Technical overview
The VisiOmatic package provides a complete remote visualization system for large multispectral/hyperspectral astronomical image data (or image sequences). The web client interface runs in standard web browsers, generating image requests to a server on behalf of the user. These HTTP requests are processed in real-time by the server, through a web API, to compute and deliver compressed images which are then updated almost immediately in the browser. VisiOmatic operates in a way very similar to other client-server applications such as Jupyter, and may be used either locally (starting both the server and the client on your local machine), or remotely (accessing a dedicated server through the internet, generally by the means of a reverse proxy).
Web client
The VisiOmatic web client [1, 2] is built on top of the Leaflet Javascript mini-framework (e.g., MapBox, OpenStreetMap, ...). The VisiOmatic web client interface is fully asynchronous, and is particularly immune to connection glitches. It is embeddable in regular Web pages, blog posts, portals, or wiki entries, and is entirely templatable. It is compatible with touchscreen interfaces such as those offered by iOS and Android mobile devices. The position and appearance of widgets is customizable through module options and Cascading Style Sheets. The graphic engine relies purely on Javascript and HTML5 and not on proprietary technology. It is fully compatible with the current breed of popular web browsers, including Mozilla Firefox (v94 and above), Google Chrome (v95 and above), Apple Safari (v15 and above), Microsoft Edge (v95 an above) and Opera (v80 and above).
Web server
The VisiOmatic server component version 3 (or above) is written in the Python language and communicates to clients through an ASGI web server. It replaces the venerable IIPImage-astro FCGI (Fast Common Gateway Interface) C++ code of earlier VisiOmatic versions [1, 3]. It operates as a web-service that encodes and streams in real-time large high resolution images which are delivered in the form of compressed "tiles". It is designed to be fast and bandwidth-efficient. Its web API is RESTful and follows the OpenAPI specification.
Compared to other existing solutions, VisiOmatic has the advantage of providing on-the-fly compression to image formats natively supported in web browsers, as well as access to uncompressed pixel data. This means that it can operate directly on science-grade multichannel data stored in floating-point format, and perform operations such as rescaling or channel-mixing before sending out the resulting image to the client. Contrary to other solutions dealing with multispectral data, all the image processing and compositing is done server-side. This dramatically decreases the quantity of information that has to be sent to the browser, and the amount of computing which must be performed client-side, making the exploration of large datacubes from a smartphone a comfortable experience, even through a 4G connection.

^^^^^^^^

- **Brief 1**: Translate this sentence from the VisiOmatic technical overview into Spanish: "It is compatible with touchscreen interfaces such as those offered by iOS and Android mobile devices."
- **Brief 2**: Write what comes next in the VisiOmatic technical overview, picking up after its last sentence.

- **Listed entries**:
^^^^^^^^

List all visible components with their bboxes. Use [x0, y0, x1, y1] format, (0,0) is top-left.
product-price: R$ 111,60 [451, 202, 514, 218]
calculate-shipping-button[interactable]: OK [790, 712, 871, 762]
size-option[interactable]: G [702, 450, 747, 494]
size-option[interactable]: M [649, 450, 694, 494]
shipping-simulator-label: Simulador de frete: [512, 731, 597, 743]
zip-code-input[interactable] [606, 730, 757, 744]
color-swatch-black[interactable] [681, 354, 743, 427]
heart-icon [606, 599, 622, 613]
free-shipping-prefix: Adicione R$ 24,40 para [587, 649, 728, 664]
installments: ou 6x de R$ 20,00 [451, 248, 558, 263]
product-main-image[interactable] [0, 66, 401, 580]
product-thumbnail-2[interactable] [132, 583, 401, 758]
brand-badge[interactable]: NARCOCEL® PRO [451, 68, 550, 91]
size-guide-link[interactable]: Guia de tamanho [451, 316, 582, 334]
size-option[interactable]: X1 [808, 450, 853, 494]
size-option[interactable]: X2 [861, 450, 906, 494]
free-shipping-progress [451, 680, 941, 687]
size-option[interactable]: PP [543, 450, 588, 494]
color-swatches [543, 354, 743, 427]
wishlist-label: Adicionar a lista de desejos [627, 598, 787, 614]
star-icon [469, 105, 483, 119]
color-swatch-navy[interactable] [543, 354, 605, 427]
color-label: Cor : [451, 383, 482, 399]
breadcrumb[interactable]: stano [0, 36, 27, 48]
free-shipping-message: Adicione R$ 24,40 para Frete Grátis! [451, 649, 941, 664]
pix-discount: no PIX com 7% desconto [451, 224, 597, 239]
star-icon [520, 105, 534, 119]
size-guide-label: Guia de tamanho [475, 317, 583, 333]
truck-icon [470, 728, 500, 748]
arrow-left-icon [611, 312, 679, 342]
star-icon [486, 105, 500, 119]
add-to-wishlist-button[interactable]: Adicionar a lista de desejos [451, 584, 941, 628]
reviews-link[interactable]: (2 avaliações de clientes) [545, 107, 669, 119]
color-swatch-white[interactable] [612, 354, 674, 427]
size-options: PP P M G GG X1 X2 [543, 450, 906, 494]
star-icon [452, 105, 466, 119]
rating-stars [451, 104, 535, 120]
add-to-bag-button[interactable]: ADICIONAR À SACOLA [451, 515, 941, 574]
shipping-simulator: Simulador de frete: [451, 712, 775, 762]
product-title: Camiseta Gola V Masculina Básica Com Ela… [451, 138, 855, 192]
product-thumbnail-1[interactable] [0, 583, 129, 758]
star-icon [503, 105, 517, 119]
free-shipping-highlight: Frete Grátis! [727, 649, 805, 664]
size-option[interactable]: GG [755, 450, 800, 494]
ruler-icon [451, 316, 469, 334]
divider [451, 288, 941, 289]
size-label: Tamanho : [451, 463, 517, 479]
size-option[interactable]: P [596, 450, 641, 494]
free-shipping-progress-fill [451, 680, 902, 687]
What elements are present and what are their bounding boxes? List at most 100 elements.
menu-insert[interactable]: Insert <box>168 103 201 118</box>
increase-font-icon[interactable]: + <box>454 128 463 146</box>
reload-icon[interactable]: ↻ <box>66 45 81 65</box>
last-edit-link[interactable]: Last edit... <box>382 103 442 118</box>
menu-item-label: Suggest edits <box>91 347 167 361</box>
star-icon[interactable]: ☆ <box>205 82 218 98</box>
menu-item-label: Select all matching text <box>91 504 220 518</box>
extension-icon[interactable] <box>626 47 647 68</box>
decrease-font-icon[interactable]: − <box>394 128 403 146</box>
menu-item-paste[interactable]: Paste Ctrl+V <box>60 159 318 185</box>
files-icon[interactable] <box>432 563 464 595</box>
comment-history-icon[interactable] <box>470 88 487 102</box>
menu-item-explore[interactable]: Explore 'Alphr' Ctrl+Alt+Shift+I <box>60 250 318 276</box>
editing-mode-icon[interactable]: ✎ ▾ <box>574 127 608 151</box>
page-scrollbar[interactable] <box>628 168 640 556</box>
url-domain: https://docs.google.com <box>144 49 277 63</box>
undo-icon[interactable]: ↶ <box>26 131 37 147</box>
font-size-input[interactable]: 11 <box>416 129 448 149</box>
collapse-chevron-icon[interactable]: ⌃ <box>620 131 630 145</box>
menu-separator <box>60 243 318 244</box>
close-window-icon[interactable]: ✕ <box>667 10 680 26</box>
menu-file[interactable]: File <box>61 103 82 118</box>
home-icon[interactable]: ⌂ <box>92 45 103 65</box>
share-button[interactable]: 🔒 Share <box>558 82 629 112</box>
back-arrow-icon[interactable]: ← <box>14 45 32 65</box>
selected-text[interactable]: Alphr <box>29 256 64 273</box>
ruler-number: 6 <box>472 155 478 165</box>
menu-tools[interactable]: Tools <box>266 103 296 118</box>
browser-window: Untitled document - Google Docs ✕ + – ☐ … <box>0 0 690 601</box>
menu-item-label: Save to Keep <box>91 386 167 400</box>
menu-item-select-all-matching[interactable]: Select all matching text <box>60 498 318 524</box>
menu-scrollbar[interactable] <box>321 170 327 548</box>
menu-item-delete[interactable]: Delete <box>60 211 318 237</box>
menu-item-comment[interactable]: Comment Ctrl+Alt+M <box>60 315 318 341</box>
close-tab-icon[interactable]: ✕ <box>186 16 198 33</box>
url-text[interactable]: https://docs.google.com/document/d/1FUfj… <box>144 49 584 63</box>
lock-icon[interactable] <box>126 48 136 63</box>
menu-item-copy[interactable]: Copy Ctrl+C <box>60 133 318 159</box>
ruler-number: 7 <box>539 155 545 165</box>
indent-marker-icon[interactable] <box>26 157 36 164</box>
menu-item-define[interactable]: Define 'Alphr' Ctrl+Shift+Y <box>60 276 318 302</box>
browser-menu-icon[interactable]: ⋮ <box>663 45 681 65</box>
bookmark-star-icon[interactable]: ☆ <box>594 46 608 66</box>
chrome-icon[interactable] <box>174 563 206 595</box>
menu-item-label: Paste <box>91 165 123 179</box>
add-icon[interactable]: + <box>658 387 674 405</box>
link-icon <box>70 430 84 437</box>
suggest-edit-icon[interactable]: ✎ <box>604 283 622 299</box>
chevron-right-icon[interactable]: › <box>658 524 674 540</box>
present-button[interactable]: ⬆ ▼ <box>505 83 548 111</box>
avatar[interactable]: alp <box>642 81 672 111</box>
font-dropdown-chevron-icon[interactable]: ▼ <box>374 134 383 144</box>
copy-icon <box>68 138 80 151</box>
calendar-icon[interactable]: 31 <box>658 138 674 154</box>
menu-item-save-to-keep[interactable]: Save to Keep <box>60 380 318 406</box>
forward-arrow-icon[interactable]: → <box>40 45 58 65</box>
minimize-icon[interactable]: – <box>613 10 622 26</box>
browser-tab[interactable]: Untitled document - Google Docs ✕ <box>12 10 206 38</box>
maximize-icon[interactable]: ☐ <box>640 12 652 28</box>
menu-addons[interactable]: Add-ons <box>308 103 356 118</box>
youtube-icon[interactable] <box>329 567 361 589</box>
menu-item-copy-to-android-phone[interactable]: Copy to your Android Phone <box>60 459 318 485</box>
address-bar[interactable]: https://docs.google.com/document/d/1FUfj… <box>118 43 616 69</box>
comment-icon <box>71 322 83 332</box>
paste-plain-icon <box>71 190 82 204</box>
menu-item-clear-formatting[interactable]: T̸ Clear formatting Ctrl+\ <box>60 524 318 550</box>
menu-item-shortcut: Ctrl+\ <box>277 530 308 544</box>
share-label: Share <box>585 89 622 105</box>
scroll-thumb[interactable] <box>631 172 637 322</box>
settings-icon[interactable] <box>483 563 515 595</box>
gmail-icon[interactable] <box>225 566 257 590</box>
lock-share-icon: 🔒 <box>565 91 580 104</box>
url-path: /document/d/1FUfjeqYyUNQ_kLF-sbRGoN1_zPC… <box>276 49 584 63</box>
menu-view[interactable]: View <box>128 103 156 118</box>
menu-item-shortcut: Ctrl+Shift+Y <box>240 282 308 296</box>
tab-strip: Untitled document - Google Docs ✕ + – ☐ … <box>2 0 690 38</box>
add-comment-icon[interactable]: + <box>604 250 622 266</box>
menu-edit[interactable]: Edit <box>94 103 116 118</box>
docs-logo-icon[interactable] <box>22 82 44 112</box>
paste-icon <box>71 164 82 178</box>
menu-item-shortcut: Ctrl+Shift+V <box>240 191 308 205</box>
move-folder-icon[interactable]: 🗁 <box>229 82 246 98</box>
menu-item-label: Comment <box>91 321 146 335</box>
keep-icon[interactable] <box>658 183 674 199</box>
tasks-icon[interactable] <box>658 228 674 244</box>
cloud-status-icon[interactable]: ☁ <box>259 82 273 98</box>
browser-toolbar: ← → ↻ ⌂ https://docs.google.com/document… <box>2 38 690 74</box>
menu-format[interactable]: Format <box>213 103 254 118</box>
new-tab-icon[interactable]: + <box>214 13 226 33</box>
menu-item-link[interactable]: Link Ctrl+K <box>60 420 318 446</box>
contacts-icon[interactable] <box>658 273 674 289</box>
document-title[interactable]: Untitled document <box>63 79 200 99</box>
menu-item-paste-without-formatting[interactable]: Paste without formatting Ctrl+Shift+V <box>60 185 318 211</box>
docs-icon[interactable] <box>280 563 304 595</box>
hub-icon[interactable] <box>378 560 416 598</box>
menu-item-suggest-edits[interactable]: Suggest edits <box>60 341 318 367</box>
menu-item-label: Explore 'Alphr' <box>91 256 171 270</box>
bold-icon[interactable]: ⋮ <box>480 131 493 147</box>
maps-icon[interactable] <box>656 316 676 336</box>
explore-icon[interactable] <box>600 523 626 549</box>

^^^^^^^^

- **Task output 1**: Es compatible con interfaces de pantalla táctil como las que ofrecen los dispositivos móviles iOS y Android.

- **Task output 2**:
Data management
Previous versions of VisiOmatic would require the original image data files to be converted to a tiled multi-resolution TIFF format. The new version works directly on FITS images, including data cubes and MEF files, and performs image tiling and rebinning on-the-fly.
Vector data are stored in GeoJSON format. GeoJSON offers a compact, yet human-friendly representation of features such as markers, lines, polygons, and can easily be generated from e.g., CSV or ds9 region files.
Security
Data security is a major issue for online services. In VisiOmatic, two mechanisms allow the webmaster to control the dissemination of data:
Paths where the data files are located are not accessible from the web; they are only accessible by the server code, and absolute or relative access through upper levels of the directory tree is forbidden.
The same origin security policy in web browsers restricts data access to servers located in the same domain as the server hosting the client code, and prevents Javascript applications on websites from other domains sending AJAX requests directly to the VisiOmatic server.
If however data sharing with other domains is a desired feature, VisiOmatic implements the CORS mechanism to allow such requests from selected or all external websites.
Performance
Although Python is not the fastest language for manipulating data, VisiOmatic is fairly efficient. Current server code is able to serve thousands of 256×256 JPEG tiles per second per CPU core. The output image stream from a single 16-core server under heavy load (tens of thousands of tile requests per second) can thus easily saturate a 1 Gbit/s connection even without caching.
Portability
The server has been tested on the Linux, MacOS and Windows platforms. Note that presently only the Linux version can take advantage of multiple CPU cores, due to limitations with Python wrappers to low-level system libraries.